++++ Entries shown
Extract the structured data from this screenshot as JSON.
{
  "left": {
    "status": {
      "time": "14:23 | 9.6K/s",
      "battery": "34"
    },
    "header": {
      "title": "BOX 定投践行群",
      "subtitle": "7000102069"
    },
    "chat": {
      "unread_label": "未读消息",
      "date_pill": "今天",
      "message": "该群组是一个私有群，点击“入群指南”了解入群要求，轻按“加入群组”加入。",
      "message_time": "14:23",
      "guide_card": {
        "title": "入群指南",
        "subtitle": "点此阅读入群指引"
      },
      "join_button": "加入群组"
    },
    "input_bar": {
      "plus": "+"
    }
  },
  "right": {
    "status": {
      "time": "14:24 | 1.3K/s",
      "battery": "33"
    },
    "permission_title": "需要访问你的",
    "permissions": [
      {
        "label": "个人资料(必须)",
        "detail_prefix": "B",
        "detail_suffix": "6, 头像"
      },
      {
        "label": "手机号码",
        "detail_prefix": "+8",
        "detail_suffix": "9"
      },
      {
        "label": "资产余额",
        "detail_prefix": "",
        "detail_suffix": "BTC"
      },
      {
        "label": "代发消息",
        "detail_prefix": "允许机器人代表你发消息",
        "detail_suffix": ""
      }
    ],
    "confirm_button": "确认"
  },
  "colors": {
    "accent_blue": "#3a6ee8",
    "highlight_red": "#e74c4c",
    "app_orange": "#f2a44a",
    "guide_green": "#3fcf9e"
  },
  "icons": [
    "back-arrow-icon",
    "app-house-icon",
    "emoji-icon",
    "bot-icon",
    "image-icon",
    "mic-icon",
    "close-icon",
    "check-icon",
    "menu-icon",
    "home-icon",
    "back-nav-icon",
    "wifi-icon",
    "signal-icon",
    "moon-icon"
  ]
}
++++++++
**What is asked:** Select and copy every line from the records that includes the word "加入群组".

**Complete response:**
      "message": "该群组是一个私有群，点击“入群指南”了解入群要求，轻按“加入群组”加入。",
      "join_button": "加入群组"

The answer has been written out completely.